Prompt | Omit the pictures from the entries below and retype everything else exactly.

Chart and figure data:
________

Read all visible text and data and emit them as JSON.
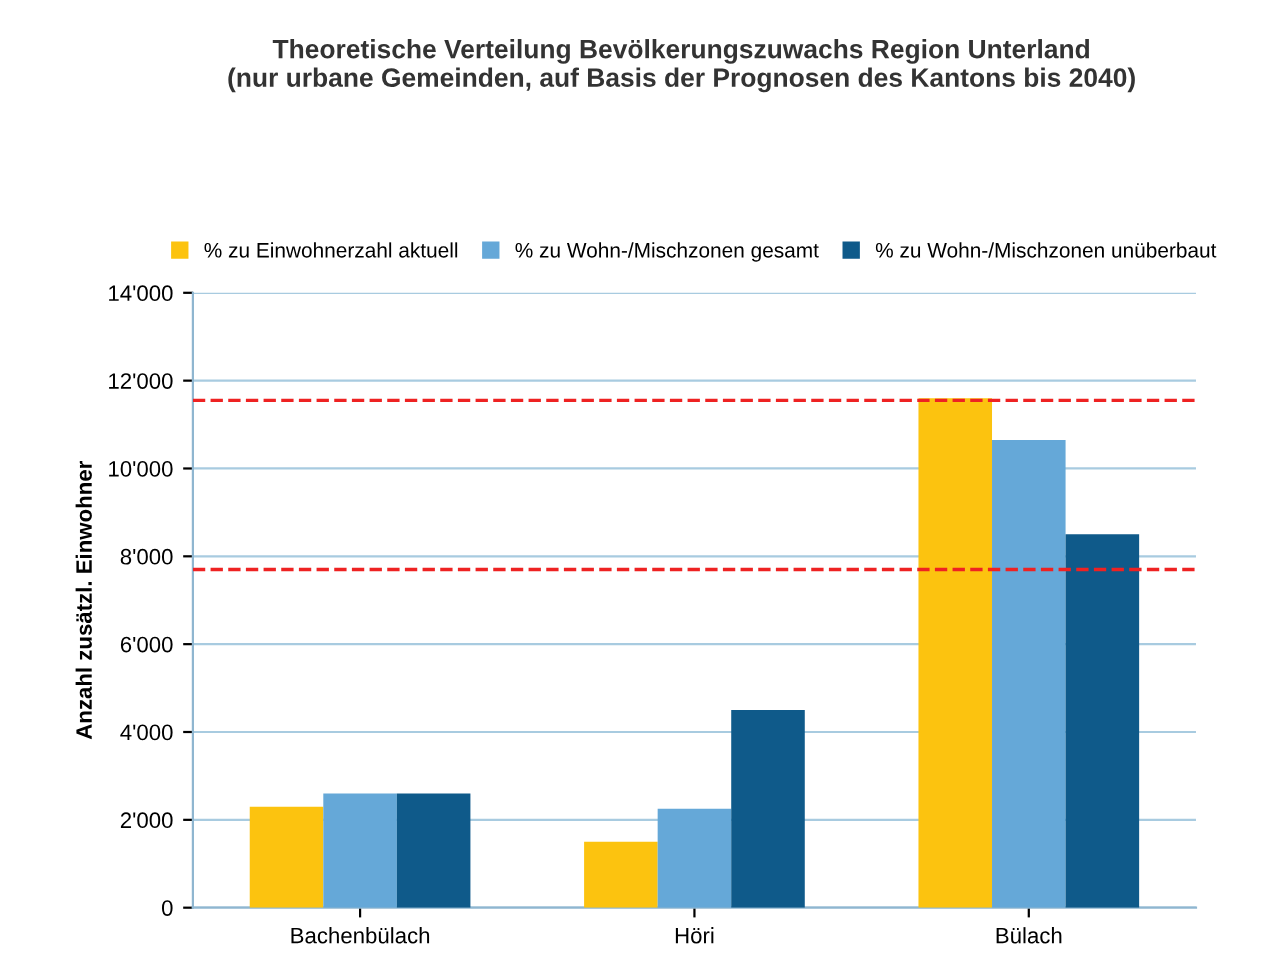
{
  "chart_data": {
    "type": "bar",
    "title": "Theoretische Verteilung Bevölkerungszuwachs Region Unterland\n(nur urbane Gemeinden, auf Basis der Prognosen des Kantons bis 2040)",
    "ylabel": "Anzahl zusätzl. Einwohner",
    "categories": [
      "Bachenbülach",
      "Höri",
      "Bülach"
    ],
    "series": [
      {
        "name": "% zu Einwohnerzahl aktuell",
        "color": "#fcc30f",
        "values": [
          2300,
          1500,
          11600
        ]
      },
      {
        "name": "% zu Wohn-/Mischzonen gesamt",
        "color": "#65a8d8",
        "values": [
          2600,
          2250,
          10650
        ]
      },
      {
        "name": "% zu Wohn-/Mischzonen unüberbaut",
        "color": "#0f5a8a",
        "values": [
          2600,
          4500,
          8500
        ]
      }
    ],
    "ylim": [
      0,
      14000
    ],
    "yticks": [
      0,
      {
        "value": 2000,
        "label": "2'000"
      },
      {
        "value": 4000,
        "label": "4'000"
      },
      {
        "value": 6000,
        "label": "6'000"
      },
      {
        "value": 8000,
        "label": "8'000"
      },
      {
        "value": 10000,
        "label": "10'000"
      },
      {
        "value": 12000,
        "label": "12'000"
      },
      {
        "value": 14000,
        "label": "14'000"
      }
    ],
    "grid": "y",
    "legend": "top",
    "ref_lines": [
      {
        "axis": "y",
        "value": 11550,
        "color": "#ee2222",
        "line_style": "dashed"
      },
      {
        "axis": "y",
        "value": 7700,
        "color": "#ee2222",
        "line_style": "dashed"
      }
    ]
  }
}
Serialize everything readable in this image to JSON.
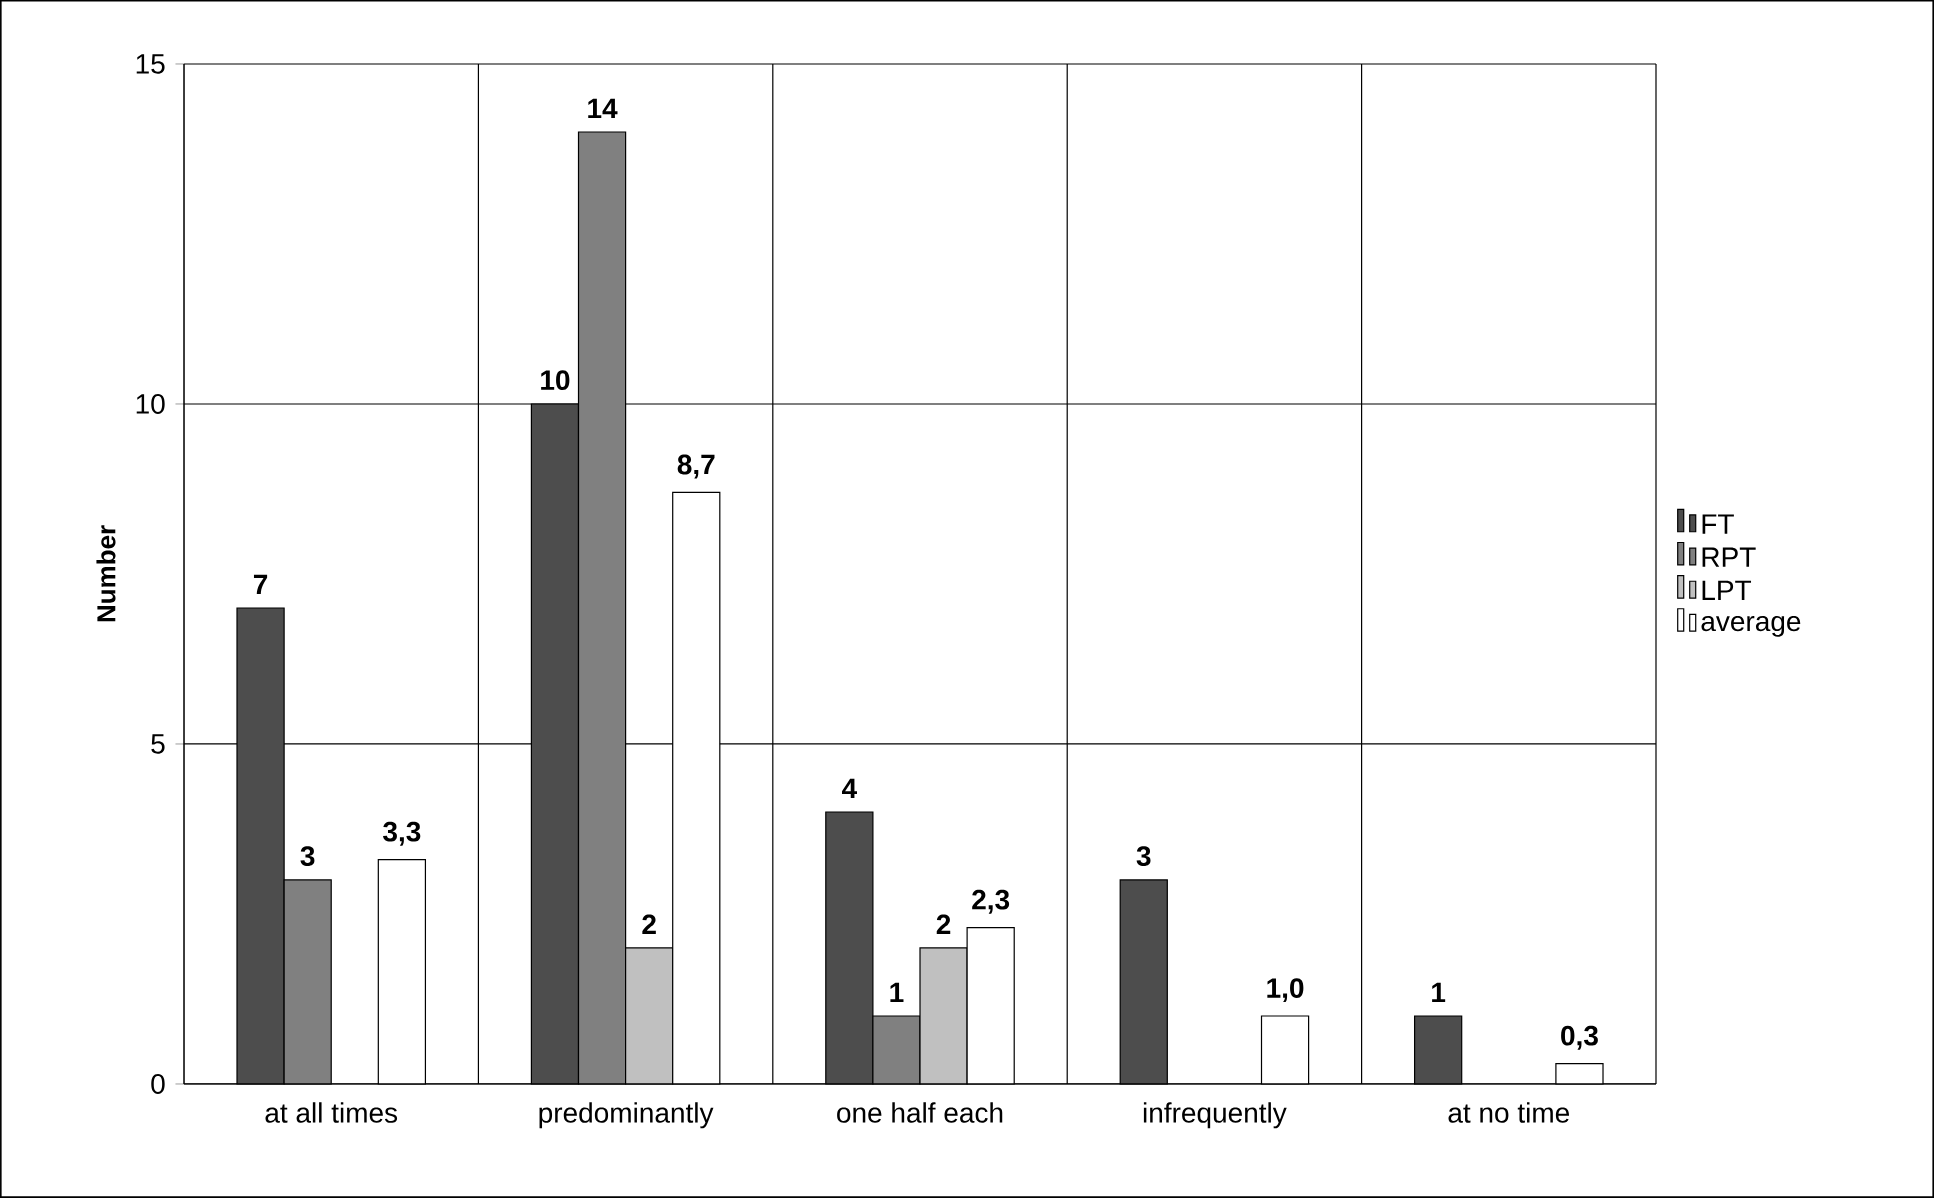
{
  "chart_data": {
    "type": "bar",
    "ylabel": "Number",
    "categories": [
      "at all times",
      "predominantly",
      "one half each",
      "infrequently",
      "at no time"
    ],
    "series": [
      {
        "name": "FT",
        "color": "#4d4d4d",
        "values": [
          7,
          10,
          4,
          3,
          1
        ],
        "value_labels": [
          "7",
          "10",
          "4",
          "3",
          "1"
        ]
      },
      {
        "name": "RPT",
        "color": "#808080",
        "values": [
          3,
          14,
          1,
          null,
          null
        ],
        "value_labels": [
          "3",
          "14",
          "1",
          null,
          null
        ]
      },
      {
        "name": "LPT",
        "color": "#c0c0c0",
        "values": [
          null,
          2,
          2,
          null,
          null
        ],
        "value_labels": [
          null,
          "2",
          "2",
          null,
          null
        ]
      },
      {
        "name": "average",
        "color": "#ffffff",
        "values": [
          3.3,
          8.7,
          2.3,
          1.0,
          0.3
        ],
        "value_labels": [
          "3,3",
          "8,7",
          "2,3",
          "1,0",
          "0,3"
        ]
      }
    ],
    "ylim": [
      0,
      15
    ],
    "yticks": [
      0,
      5,
      10,
      15
    ],
    "grid": true,
    "legend": "right"
  }
}
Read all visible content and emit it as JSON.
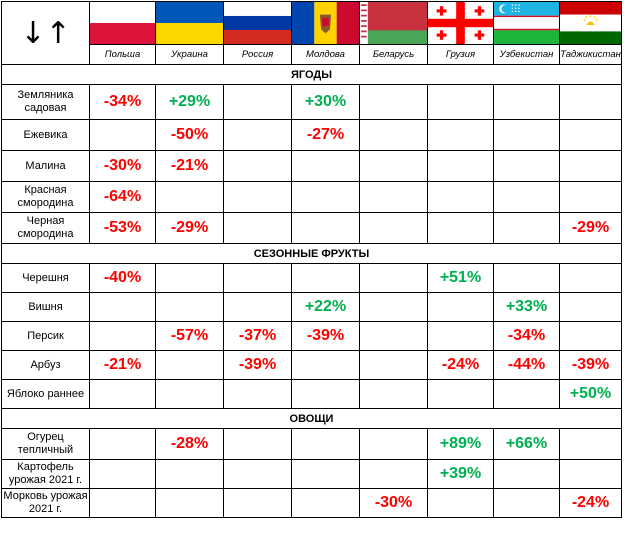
{
  "corner_symbol": "↓↑",
  "countries": [
    {
      "name": "Польша",
      "flag": "poland-flag"
    },
    {
      "name": "Украина",
      "flag": "ukraine-flag"
    },
    {
      "name": "Россия",
      "flag": "russia-flag"
    },
    {
      "name": "Молдова",
      "flag": "moldova-flag"
    },
    {
      "name": "Беларусь",
      "flag": "belarus-flag"
    },
    {
      "name": "Грузия",
      "flag": "georgia-flag"
    },
    {
      "name": "Узбекистан",
      "flag": "uzbekistan-flag"
    },
    {
      "name": "Таджикистан",
      "flag": "tajikistan-flag"
    }
  ],
  "colors": {
    "negative": "#ff0000",
    "positive": "#00b050"
  },
  "sections": [
    {
      "title": "ЯГОДЫ",
      "rows": [
        {
          "label": "Земляника садовая",
          "values": [
            "-34%",
            "+29%",
            "",
            "+30%",
            "",
            "",
            "",
            ""
          ]
        },
        {
          "label": "Ежевика",
          "values": [
            "",
            "-50%",
            "",
            "-27%",
            "",
            "",
            "",
            ""
          ]
        },
        {
          "label": "Малина",
          "values": [
            "-30%",
            "-21%",
            "",
            "",
            "",
            "",
            "",
            ""
          ]
        },
        {
          "label": "Красная смородина",
          "values": [
            "-64%",
            "",
            "",
            "",
            "",
            "",
            "",
            ""
          ]
        },
        {
          "label": "Черная смородина",
          "values": [
            "-53%",
            "-29%",
            "",
            "",
            "",
            "",
            "",
            "-29%"
          ]
        }
      ]
    },
    {
      "title": "СЕЗОННЫЕ ФРУКТЫ",
      "rows": [
        {
          "label": "Черешня",
          "values": [
            "-40%",
            "",
            "",
            "",
            "",
            "+51%",
            "",
            ""
          ]
        },
        {
          "label": "Вишня",
          "values": [
            "",
            "",
            "",
            "+22%",
            "",
            "",
            "+33%",
            ""
          ]
        },
        {
          "label": "Персик",
          "values": [
            "",
            "-57%",
            "-37%",
            "-39%",
            "",
            "",
            "-34%",
            ""
          ]
        },
        {
          "label": "Арбуз",
          "values": [
            "-21%",
            "",
            "-39%",
            "",
            "",
            "-24%",
            "-44%",
            "-39%"
          ]
        },
        {
          "label": "Яблоко раннее",
          "values": [
            "",
            "",
            "",
            "",
            "",
            "",
            "",
            "+50%"
          ]
        }
      ]
    },
    {
      "title": "ОВОЩИ",
      "rows": [
        {
          "label": "Огурец тепличный",
          "values": [
            "",
            "-28%",
            "",
            "",
            "",
            "+89%",
            "+66%",
            ""
          ]
        },
        {
          "label": "Картофель урожая 2021 г.",
          "values": [
            "",
            "",
            "",
            "",
            "",
            "+39%",
            "",
            ""
          ]
        },
        {
          "label": "Морковь урожая 2021 г.",
          "values": [
            "",
            "",
            "",
            "",
            "-30%",
            "",
            "",
            "-24%"
          ]
        }
      ]
    }
  ]
}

________

Answer for the task |
Read all visible text and data and emit them as JSON.
{
  "chart_data": {
    "type": "bar",
    "title": "Theoretische Verteilung Bevölkerungszuwachs Region Unterland\n(nur urbane Gemeinden, auf Basis der Prognosen des Kantons bis 2040)",
    "ylabel": "Anzahl zusätzl. Einwohner",
    "categories": [
      "Bachenbülach",
      "Höri",
      "Bülach"
    ],
    "series": [
      {
        "name": "% zu Einwohnerzahl aktuell",
        "color": "#fcc30f",
        "values": [
          2300,
          1500,
          11600
        ]
      },
      {
        "name": "% zu Wohn-/Mischzonen gesamt",
        "color": "#65a8d8",
        "values": [
          2600,
          2250,
          10650
        ]
      },
      {
        "name": "% zu Wohn-/Mischzonen unüberbaut",
        "color": "#0f5a8a",
        "values": [
          2600,
          4500,
          8500
        ]
      }
    ],
    "ylim": [
      0,
      14000
    ],
    "yticks": [
      0,
      {
        "value": 2000,
        "label": "2'000"
      },
      {
        "value": 4000,
        "label": "4'000"
      },
      {
        "value": 6000,
        "label": "6'000"
      },
      {
        "value": 8000,
        "label": "8'000"
      },
      {
        "value": 10000,
        "label": "10'000"
      },
      {
        "value": 12000,
        "label": "12'000"
      },
      {
        "value": 14000,
        "label": "14'000"
      }
    ],
    "grid": "y",
    "legend": "top",
    "ref_lines": [
      {
        "axis": "y",
        "value": 11550,
        "color": "#ee2222",
        "line_style": "dashed"
      },
      {
        "axis": "y",
        "value": 7700,
        "color": "#ee2222",
        "line_style": "dashed"
      }
    ]
  }
}
Serialize everything readable in this image to JSON.
{
  "chart_data": {
    "type": "bar",
    "ylabel": "Number",
    "categories": [
      "at all times",
      "predominantly",
      "one half each",
      "infrequently",
      "at no time"
    ],
    "series": [
      {
        "name": "FT",
        "color": "#4d4d4d",
        "values": [
          7,
          10,
          4,
          3,
          1
        ],
        "value_labels": [
          "7",
          "10",
          "4",
          "3",
          "1"
        ]
      },
      {
        "name": "RPT",
        "color": "#808080",
        "values": [
          3,
          14,
          1,
          null,
          null
        ],
        "value_labels": [
          "3",
          "14",
          "1",
          null,
          null
        ]
      },
      {
        "name": "LPT",
        "color": "#c0c0c0",
        "values": [
          null,
          2,
          2,
          null,
          null
        ],
        "value_labels": [
          null,
          "2",
          "2",
          null,
          null
        ]
      },
      {
        "name": "average",
        "color": "#ffffff",
        "values": [
          3.3,
          8.7,
          2.3,
          1.0,
          0.3
        ],
        "value_labels": [
          "3,3",
          "8,7",
          "2,3",
          "1,0",
          "0,3"
        ]
      }
    ],
    "ylim": [
      0,
      15
    ],
    "yticks": [
      0,
      5,
      10,
      15
    ],
    "grid": true,
    "legend": "right"
  }
}
Read all visible content and emit it as JSON.
{
  "corner_symbol": "↓↑",
  "countries": [
    {
      "name": "Польша",
      "flag": "poland-flag"
    },
    {
      "name": "Украина",
      "flag": "ukraine-flag"
    },
    {
      "name": "Россия",
      "flag": "russia-flag"
    },
    {
      "name": "Молдова",
      "flag": "moldova-flag"
    },
    {
      "name": "Беларусь",
      "flag": "belarus-flag"
    },
    {
      "name": "Грузия",
      "flag": "georgia-flag"
    },
    {
      "name": "Узбекистан",
      "flag": "uzbekistan-flag"
    },
    {
      "name": "Таджикистан",
      "flag": "tajikistan-flag"
    }
  ],
  "colors": {
    "negative": "#ff0000",
    "positive": "#00b050"
  },
  "sections": [
    {
      "title": "ЯГОДЫ",
      "rows": [
        {
          "label": "Земляника садовая",
          "values": [
            "-34%",
            "+29%",
            "",
            "+30%",
            "",
            "",
            "",
            ""
          ]
        },
        {
          "label": "Ежевика",
          "values": [
            "",
            "-50%",
            "",
            "-27%",
            "",
            "",
            "",
            ""
          ]
        },
        {
          "label": "Малина",
          "values": [
            "-30%",
            "-21%",
            "",
            "",
            "",
            "",
            "",
            ""
          ]
        },
        {
          "label": "Красная смородина",
          "values": [
            "-64%",
            "",
            "",
            "",
            "",
            "",
            "",
            ""
          ]
        },
        {
          "label": "Черная смородина",
          "values": [
            "-53%",
            "-29%",
            "",
            "",
            "",
            "",
            "",
            "-29%"
          ]
        }
      ]
    },
    {
      "title": "СЕЗОННЫЕ ФРУКТЫ",
      "rows": [
        {
          "label": "Черешня",
          "values": [
            "-40%",
            "",
            "",
            "",
            "",
            "+51%",
            "",
            ""
          ]
        },
        {
          "label": "Вишня",
          "values": [
            "",
            "",
            "",
            "+22%",
            "",
            "",
            "+33%",
            ""
          ]
        },
        {
          "label": "Персик",
          "values": [
            "",
            "-57%",
            "-37%",
            "-39%",
            "",
            "",
            "-34%",
            ""
          ]
        },
        {
          "label": "Арбуз",
          "values": [
            "-21%",
            "",
            "-39%",
            "",
            "",
            "-24%",
            "-44%",
            "-39%"
          ]
        },
        {
          "label": "Яблоко раннее",
          "values": [
            "",
            "",
            "",
            "",
            "",
            "",
            "",
            "+50%"
          ]
        }
      ]
    },
    {
      "title": "ОВОЩИ",
      "rows": [
        {
          "label": "Огурец тепличный",
          "values": [
            "",
            "-28%",
            "",
            "",
            "",
            "+89%",
            "+66%",
            ""
          ]
        },
        {
          "label": "Картофель урожая 2021 г.",
          "values": [
            "",
            "",
            "",
            "",
            "",
            "+39%",
            "",
            ""
          ]
        },
        {
          "label": "Морковь урожая 2021 г.",
          "values": [
            "",
            "",
            "",
            "",
            "-30%",
            "",
            "",
            "-24%"
          ]
        }
      ]
    }
  ]
}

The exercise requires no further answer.